> TASK REQUIREMENTS
Return every record exactly as written.

# TASK INPUT start

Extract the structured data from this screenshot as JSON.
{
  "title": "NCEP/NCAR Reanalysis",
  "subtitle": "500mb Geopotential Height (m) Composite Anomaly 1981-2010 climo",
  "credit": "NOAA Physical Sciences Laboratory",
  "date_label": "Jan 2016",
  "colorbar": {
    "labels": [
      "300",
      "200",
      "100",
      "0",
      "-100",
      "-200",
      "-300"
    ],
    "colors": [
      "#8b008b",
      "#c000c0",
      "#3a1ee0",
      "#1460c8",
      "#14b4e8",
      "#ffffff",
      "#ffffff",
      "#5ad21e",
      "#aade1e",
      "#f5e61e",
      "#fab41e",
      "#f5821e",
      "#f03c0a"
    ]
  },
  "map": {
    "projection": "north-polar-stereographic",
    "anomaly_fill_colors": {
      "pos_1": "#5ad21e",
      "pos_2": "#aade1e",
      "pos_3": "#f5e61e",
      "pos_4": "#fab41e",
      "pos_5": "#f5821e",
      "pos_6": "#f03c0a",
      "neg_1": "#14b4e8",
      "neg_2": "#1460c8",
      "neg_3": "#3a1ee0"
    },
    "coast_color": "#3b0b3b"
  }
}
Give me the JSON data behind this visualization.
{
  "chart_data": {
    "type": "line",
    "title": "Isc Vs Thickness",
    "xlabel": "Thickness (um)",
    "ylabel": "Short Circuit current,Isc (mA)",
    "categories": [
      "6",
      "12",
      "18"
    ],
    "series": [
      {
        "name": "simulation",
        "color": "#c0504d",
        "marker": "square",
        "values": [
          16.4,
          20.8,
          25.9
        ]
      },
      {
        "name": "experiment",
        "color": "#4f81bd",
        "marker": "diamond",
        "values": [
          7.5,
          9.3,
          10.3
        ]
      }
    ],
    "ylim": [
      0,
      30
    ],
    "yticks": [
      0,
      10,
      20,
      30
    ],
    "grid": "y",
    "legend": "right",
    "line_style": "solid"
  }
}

# TASK INPUT end

> RESULT
Extract the structured data from this screenshot as JSON.
{
  "title": "NCEP/NCAR Reanalysis",
  "subtitle": "500mb Geopotential Height (m) Composite Anomaly 1981-2010 climo",
  "credit": "NOAA Physical Sciences Laboratory",
  "date_label": "Jan 2016",
  "colorbar": {
    "labels": [
      "300",
      "200",
      "100",
      "0",
      "-100",
      "-200",
      "-300"
    ],
    "colors": [
      "#8b008b",
      "#c000c0",
      "#3a1ee0",
      "#1460c8",
      "#14b4e8",
      "#ffffff",
      "#ffffff",
      "#5ad21e",
      "#aade1e",
      "#f5e61e",
      "#fab41e",
      "#f5821e",
      "#f03c0a"
    ]
  },
  "map": {
    "projection": "north-polar-stereographic",
    "anomaly_fill_colors": {
      "pos_1": "#5ad21e",
      "pos_2": "#aade1e",
      "pos_3": "#f5e61e",
      "pos_4": "#fab41e",
      "pos_5": "#f5821e",
      "pos_6": "#f03c0a",
      "neg_1": "#14b4e8",
      "neg_2": "#1460c8",
      "neg_3": "#3a1ee0"
    },
    "coast_color": "#3b0b3b"
  }
}
Give me the JSON data behind this visualization.
{
  "chart_data": {
    "type": "line",
    "title": "Isc Vs Thickness",
    "xlabel": "Thickness (um)",
    "ylabel": "Short Circuit current,Isc (mA)",
    "categories": [
      "6",
      "12",
      "18"
    ],
    "series": [
      {
        "name": "simulation",
        "color": "#c0504d",
        "marker": "square",
        "values": [
          16.4,
          20.8,
          25.9
        ]
      },
      {
        "name": "experiment",
        "color": "#4f81bd",
        "marker": "diamond",
        "values": [
          7.5,
          9.3,
          10.3
        ]
      }
    ],
    "ylim": [
      0,
      30
    ],
    "yticks": [
      0,
      10,
      20,
      30
    ],
    "grid": "y",
    "legend": "right",
    "line_style": "solid"
  }
}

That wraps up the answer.